Cornelius: A long-term plan is to delegate a few products to companies, that is to bring some products to the point that someone else can manufacture them. That appeals to me as a next step. The other thing is to consider light in more detail. I have series such as, for example, TRIII or InsideOut that are screaming out to be pendant lamps, so that the light plays a larger role in the colour. It would be fantastic to be able to realise that development, but those would then remain under my production here in the workshop.
smow Blog: And as a last question, at the beginning you said that despite the initial setbacks, you decided on a career in glass, not least because it is a “incredible material”. Why are you still working with glass after 30 years?
Cornelius: Because I can do it [laughs loudly]. It was difficult for me to find this career path, the way I do it today. In the first few years I was given little and I had to fight for a lot, self-empowerment played a major role in the first ten years and I’ve learned a lot during this whole process and I don’t want to lose this language because it doesn’t bore me in any way. It could go on like this for another thirty years!
- - -
- _Exercise_: In the interview, which two series does Cornelius say are screaming out to be pendant lamps?
- - -
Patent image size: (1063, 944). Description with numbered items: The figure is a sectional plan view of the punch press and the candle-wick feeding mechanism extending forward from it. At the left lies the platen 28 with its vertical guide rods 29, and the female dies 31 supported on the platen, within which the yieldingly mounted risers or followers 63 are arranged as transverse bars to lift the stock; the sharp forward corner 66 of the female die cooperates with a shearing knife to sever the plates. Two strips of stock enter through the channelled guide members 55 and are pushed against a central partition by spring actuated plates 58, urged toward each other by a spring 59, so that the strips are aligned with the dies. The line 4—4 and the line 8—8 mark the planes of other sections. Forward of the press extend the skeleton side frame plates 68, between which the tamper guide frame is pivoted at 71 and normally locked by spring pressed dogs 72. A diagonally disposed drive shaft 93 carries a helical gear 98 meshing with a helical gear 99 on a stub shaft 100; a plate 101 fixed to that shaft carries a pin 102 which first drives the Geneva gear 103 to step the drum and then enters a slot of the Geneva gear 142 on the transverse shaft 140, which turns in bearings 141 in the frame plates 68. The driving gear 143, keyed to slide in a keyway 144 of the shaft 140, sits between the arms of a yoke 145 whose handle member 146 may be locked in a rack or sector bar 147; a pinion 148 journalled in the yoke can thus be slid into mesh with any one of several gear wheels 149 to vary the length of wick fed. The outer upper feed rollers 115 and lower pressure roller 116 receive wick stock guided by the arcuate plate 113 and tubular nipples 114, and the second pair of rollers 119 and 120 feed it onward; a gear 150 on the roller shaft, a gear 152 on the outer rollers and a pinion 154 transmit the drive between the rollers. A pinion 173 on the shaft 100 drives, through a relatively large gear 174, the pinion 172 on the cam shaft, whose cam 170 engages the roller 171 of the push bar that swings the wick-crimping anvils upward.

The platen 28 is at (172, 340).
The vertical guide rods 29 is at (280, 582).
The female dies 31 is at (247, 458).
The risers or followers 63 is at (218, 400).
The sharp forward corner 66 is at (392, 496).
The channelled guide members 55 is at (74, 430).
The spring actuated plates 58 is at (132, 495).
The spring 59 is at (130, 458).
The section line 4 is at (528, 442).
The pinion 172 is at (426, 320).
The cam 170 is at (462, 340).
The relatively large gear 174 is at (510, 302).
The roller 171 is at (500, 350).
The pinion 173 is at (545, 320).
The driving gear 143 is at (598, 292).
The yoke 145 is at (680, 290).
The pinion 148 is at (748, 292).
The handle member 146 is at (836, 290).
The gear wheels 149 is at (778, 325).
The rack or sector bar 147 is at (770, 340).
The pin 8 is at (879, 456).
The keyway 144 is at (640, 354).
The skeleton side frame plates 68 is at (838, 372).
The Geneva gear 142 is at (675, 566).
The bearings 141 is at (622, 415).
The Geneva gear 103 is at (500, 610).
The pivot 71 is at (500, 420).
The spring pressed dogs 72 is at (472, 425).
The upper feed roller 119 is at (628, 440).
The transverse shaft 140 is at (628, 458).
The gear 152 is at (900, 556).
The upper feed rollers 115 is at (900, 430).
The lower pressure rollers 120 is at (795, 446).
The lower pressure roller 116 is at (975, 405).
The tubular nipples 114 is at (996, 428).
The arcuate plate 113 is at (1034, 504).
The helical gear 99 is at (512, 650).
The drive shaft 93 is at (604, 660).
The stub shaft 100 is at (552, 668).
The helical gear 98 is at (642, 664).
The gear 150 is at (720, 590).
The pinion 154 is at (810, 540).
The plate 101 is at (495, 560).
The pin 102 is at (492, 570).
- - -
- _Correct result_: TRIII and InsideOut.